Rows from a dataset:
===

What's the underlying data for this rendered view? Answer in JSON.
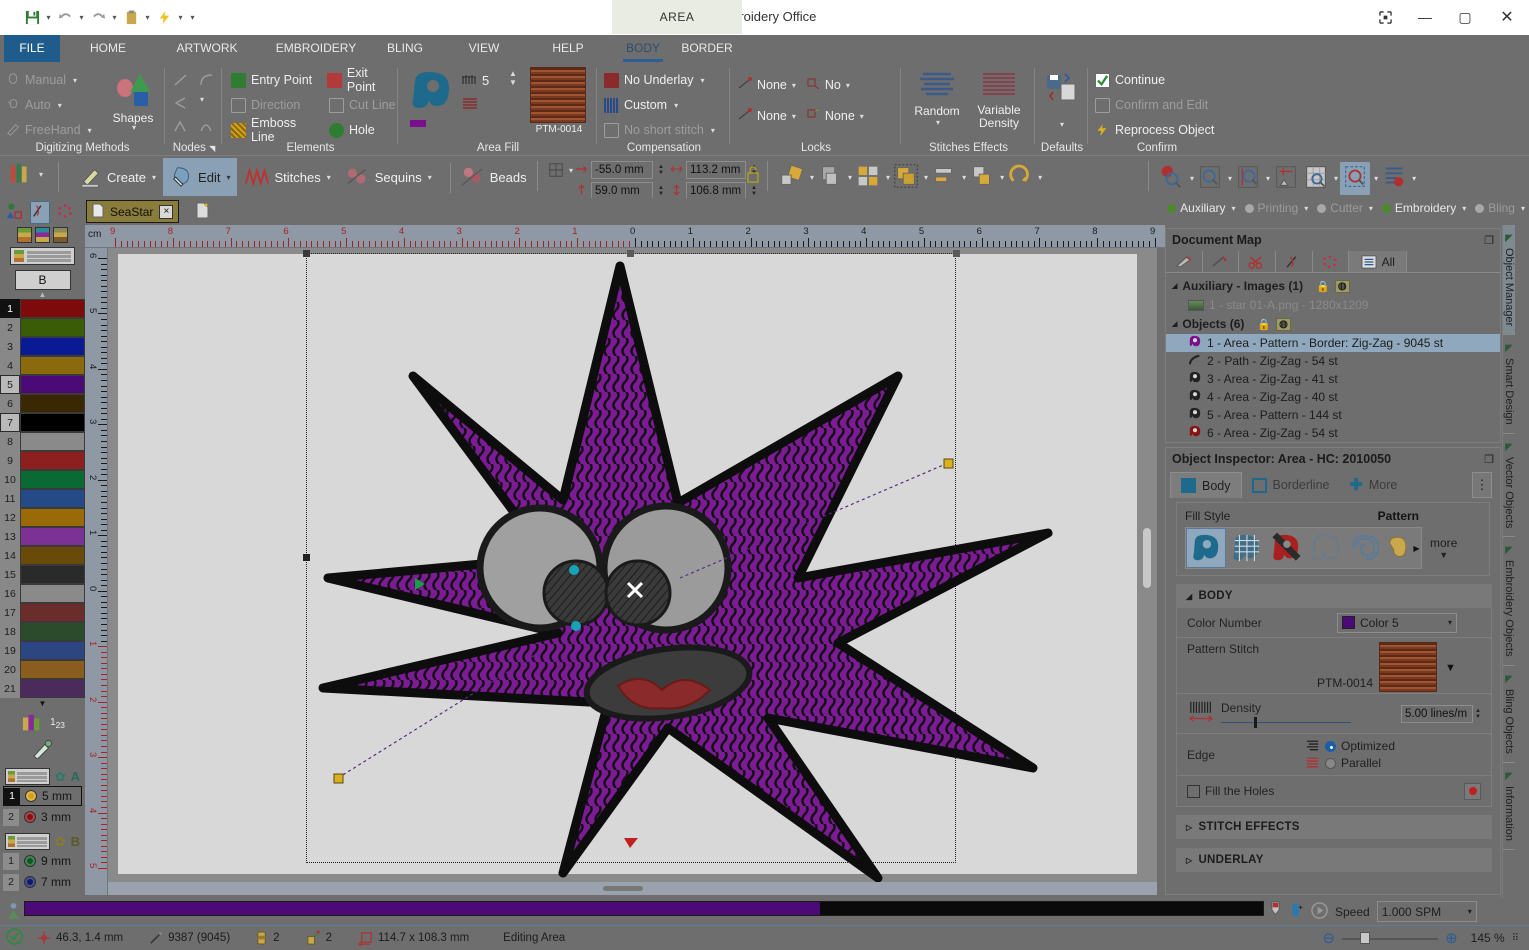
{
  "window": {
    "title": "Embroidery Office",
    "context_tab": "AREA",
    "quick_access": [
      "save-icon",
      "undo-icon",
      "redo-icon",
      "clipboard-icon",
      "lightning-icon",
      "more-icon"
    ],
    "controls": [
      "restore-window-icon",
      "minimize-icon",
      "maximize-icon",
      "close-icon"
    ]
  },
  "ribbon": {
    "tabs": [
      {
        "label": "FILE",
        "state": "file"
      },
      {
        "label": "HOME",
        "state": "normal"
      },
      {
        "label": "ARTWORK",
        "state": "normal"
      },
      {
        "label": "EMBROIDERY",
        "state": "normal"
      },
      {
        "label": "BLING",
        "state": "normal"
      },
      {
        "label": "VIEW",
        "state": "normal"
      },
      {
        "label": "HELP",
        "state": "normal"
      },
      {
        "label": "BODY",
        "state": "active"
      },
      {
        "label": "BORDER",
        "state": "normal"
      }
    ],
    "groups": {
      "digitizing": {
        "title": "Digitizing Methods",
        "items": [
          {
            "label": "Manual",
            "enabled": false,
            "dropdown": true
          },
          {
            "label": "Auto",
            "enabled": false,
            "dropdown": true
          },
          {
            "label": "FreeHand",
            "enabled": false,
            "dropdown": true
          }
        ],
        "shapes_label": "Shapes"
      },
      "nodes": {
        "title": "Nodes"
      },
      "elements": {
        "title": "Elements",
        "items": [
          {
            "label": "Entry Point",
            "enabled": true
          },
          {
            "label": "Exit Point",
            "enabled": true
          },
          {
            "label": "Direction",
            "enabled": false
          },
          {
            "label": "Cut Line",
            "enabled": false
          },
          {
            "label": "Emboss Line",
            "enabled": true
          },
          {
            "label": "Hole",
            "enabled": true
          }
        ]
      },
      "areafill": {
        "title": "Area Fill",
        "stitch_count": "5",
        "pattern_code": "PTM-0014",
        "accent_color": "#7a0f8c"
      },
      "compensation": {
        "title": "Compensation",
        "items": [
          {
            "label": "No Underlay",
            "enabled": true
          },
          {
            "label": "Custom",
            "enabled": true
          },
          {
            "label": "No short stitch",
            "enabled": false
          }
        ]
      },
      "locks": {
        "title": "Locks",
        "items": [
          {
            "label": "None",
            "enabled": true
          },
          {
            "label": "No",
            "enabled": true
          },
          {
            "label": "None",
            "enabled": true
          },
          {
            "label": "None",
            "enabled": true
          }
        ]
      },
      "effects": {
        "title": "Stitches Effects",
        "random_label": "Random",
        "variable_label": "Variable Density"
      },
      "defaults": {
        "title": "Defaults"
      },
      "confirm": {
        "title": "Confirm",
        "items": [
          {
            "label": "Continue",
            "enabled": true
          },
          {
            "label": "Confirm and Edit",
            "enabled": false
          },
          {
            "label": "Reprocess Object",
            "enabled": true
          }
        ]
      }
    }
  },
  "toolbar": {
    "buttons": [
      {
        "label": "Create",
        "icon": "pencil-ruler-icon"
      },
      {
        "label": "Edit",
        "icon": "arrow-node-icon",
        "active": true
      },
      {
        "label": "Stitches",
        "icon": "stitches-icon"
      },
      {
        "label": "Sequins",
        "icon": "sequins-icon"
      },
      {
        "label": "Beads",
        "icon": "beads-icon"
      }
    ],
    "position_x": "-55.0 mm",
    "position_y": "59.0 mm",
    "size_w": "113.2 mm",
    "size_h": "106.8 mm",
    "lock_icon": "lock-aspect-icon",
    "right_icons": [
      "rotate-icon",
      "transparency-icon",
      "align-grid-icon",
      "group-icon",
      "distribute-icon",
      "order-icon",
      "refresh-icon",
      "zoom-object-icon",
      "zoom-page-icon",
      "zoom-height-icon",
      "zoom-width-icon",
      "zoom-grid-icon",
      "zoom-selection-icon",
      "zoom-list-icon"
    ]
  },
  "docbar": {
    "left_icons": [
      "artwork-icon",
      "embroidery-icon",
      "bling-icon"
    ],
    "tab_label": "SeaStar",
    "tab_close": "×",
    "new_tab_icon": "new-document-icon",
    "layers": [
      {
        "label": "Auxiliary",
        "on": true,
        "color": "#4a8a2a"
      },
      {
        "label": "Printing",
        "on": false,
        "color": "#a8a8a8"
      },
      {
        "label": "Cutter",
        "on": false,
        "color": "#a8a8a8"
      },
      {
        "label": "Embroidery",
        "on": true,
        "color": "#4a8a2a"
      },
      {
        "label": "Bling",
        "on": false,
        "color": "#a8a8a8"
      }
    ]
  },
  "palette": {
    "letter_button": "B",
    "colors": [
      {
        "n": "1",
        "hex": "#7d0b0b",
        "sel": true
      },
      {
        "n": "2",
        "hex": "#3b5c06"
      },
      {
        "n": "3",
        "hex": "#081a94"
      },
      {
        "n": "4",
        "hex": "#8a6a0c"
      },
      {
        "n": "5",
        "hex": "#4b0a76",
        "sel": true
      },
      {
        "n": "6",
        "hex": "#3a2805"
      },
      {
        "n": "7",
        "hex": "#000000",
        "sel": true
      },
      {
        "n": "8",
        "hex": "#8a8a8a"
      },
      {
        "n": "9",
        "hex": "#8d1f1f"
      },
      {
        "n": "10",
        "hex": "#0a6a33"
      },
      {
        "n": "11",
        "hex": "#244a88"
      },
      {
        "n": "12",
        "hex": "#9a6a08"
      },
      {
        "n": "13",
        "hex": "#7c3194"
      },
      {
        "n": "14",
        "hex": "#6a4a08"
      },
      {
        "n": "15",
        "hex": "#2a2a2a"
      },
      {
        "n": "16",
        "hex": "#8a8a8a"
      },
      {
        "n": "17",
        "hex": "#6b2c2c"
      },
      {
        "n": "18",
        "hex": "#2c4a2c"
      },
      {
        "n": "19",
        "hex": "#2b4680"
      },
      {
        "n": "20",
        "hex": "#8a5c1e"
      },
      {
        "n": "21",
        "hex": "#4b2a5c"
      }
    ],
    "needle_group_a": "A",
    "needle_group_b": "B",
    "needles_a": [
      {
        "n": "1",
        "size": "5 mm",
        "hex": "#d4a017",
        "active": true
      },
      {
        "n": "2",
        "size": "3 mm",
        "hex": "#8b0f12"
      }
    ],
    "needles_b": [
      {
        "n": "1",
        "size": "9 mm",
        "hex": "#0c5a22"
      },
      {
        "n": "2",
        "size": "7 mm",
        "hex": "#101a6a"
      }
    ]
  },
  "rulers": {
    "unit": "cm",
    "h_ticks": [
      "9",
      "8",
      "7",
      "6",
      "5",
      "4",
      "3",
      "2",
      "1",
      "0",
      "1",
      "2",
      "3",
      "4",
      "5",
      "6",
      "7",
      "8",
      "9"
    ],
    "v_ticks": [
      "6",
      "5",
      "4",
      "3",
      "2",
      "1",
      "0",
      "1",
      "2",
      "3",
      "4",
      "5"
    ]
  },
  "document_map": {
    "title": "Document Map",
    "filter_icons": [
      "pencil-icon",
      "brush-icon",
      "scissors-icon",
      "embroidery-icon",
      "bling-icon"
    ],
    "all_label": "All",
    "groups": [
      {
        "label": "Auxiliary - Images (1)",
        "items": [
          {
            "label": "1 - star 01-A.png - 1280x1209",
            "icon": "image-thumb-icon",
            "dim": true
          }
        ]
      },
      {
        "label": "Objects (6)",
        "items": [
          {
            "label": "1 - Area - Pattern - Border: Zig-Zag - 9045 st",
            "icon": "area-icon",
            "color": "#7a0f8c",
            "selected": true
          },
          {
            "label": "2 - Path - Zig-Zag - 54 st",
            "icon": "path-icon",
            "color": "#222222"
          },
          {
            "label": "3 - Area - Zig-Zag - 41 st",
            "icon": "area-icon",
            "color": "#222222"
          },
          {
            "label": "4 - Area - Zig-Zag - 40 st",
            "icon": "area-icon",
            "color": "#222222"
          },
          {
            "label": "5 - Area - Pattern - 144 st",
            "icon": "area-icon",
            "color": "#222222"
          },
          {
            "label": "6 - Area - Zig-Zag - 54 st",
            "icon": "area-icon",
            "color": "#8b1212"
          }
        ]
      }
    ]
  },
  "inspector": {
    "title": "Object Inspector: Area - HC: 2010050",
    "tabs": [
      {
        "label": "Body",
        "icon": "filled-square-icon",
        "active": true
      },
      {
        "label": "Borderline",
        "icon": "outline-square-icon",
        "active": false
      },
      {
        "label": "More",
        "icon": "plus-icon",
        "active": false
      }
    ],
    "fill_style_label": "Fill Style",
    "fill_style_value": "Pattern",
    "more_label": "more",
    "body_section": "BODY",
    "color_number_label": "Color Number",
    "color_number_value": "Color 5",
    "color_number_hex": "#4b0a76",
    "pattern_stitch_label": "Pattern Stitch",
    "pattern_stitch_code": "PTM-0014",
    "density_label": "Density",
    "density_value": "5.00 lines/m",
    "edge_label": "Edge",
    "edge_options": [
      {
        "label": "Optimized",
        "selected": true
      },
      {
        "label": "Parallel",
        "selected": false
      }
    ],
    "fill_holes_label": "Fill the Holes",
    "fill_holes_checked": false,
    "stitch_effects_section": "STITCH EFFECTS",
    "underlay_section": "UNDERLAY"
  },
  "right_tabs": [
    {
      "label": "Object Manager",
      "active": true
    },
    {
      "label": "Smart Design",
      "active": false
    },
    {
      "label": "Vector Objects",
      "active": false
    },
    {
      "label": "Embroidery Objects",
      "active": false
    },
    {
      "label": "Bling Objects",
      "active": false
    },
    {
      "label": "Information",
      "active": false
    }
  ],
  "statusbar": {
    "coords": "46.3, 1.4 mm",
    "stitches": "9387 (9045)",
    "colors_count": "2",
    "jumps_count": "2",
    "size": "114.7 x 108.3 mm",
    "mode": "Editing Area",
    "speed_label": "Speed",
    "speed_value": "1.000 SPM",
    "zoom_value": "145 %"
  },
  "design": {
    "body_color": "#7d1a96",
    "outline_color": "#101010",
    "eye_color": "#a0a0a0",
    "pupil_color": "#3a3a3a",
    "mouth_color": "#8a2a2a"
  }
}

===

TASK DIRECTIONS: Return every line from the records above that holds the word "title".

TASK SOLUTION:
    "title": "Embroidery Office",
        "title": "Digitizing Methods",
        "title": "Nodes"
        "title": "Elements",
        "title": "Area Fill",
        "title": "Compensation",
        "title": "Locks",
        "title": "Stitches Effects",
        "title": "Defaults"
        "title": "Confirm",
    "title": "Document Map",
    "title": "Object Inspector: Area - HC: 2010050",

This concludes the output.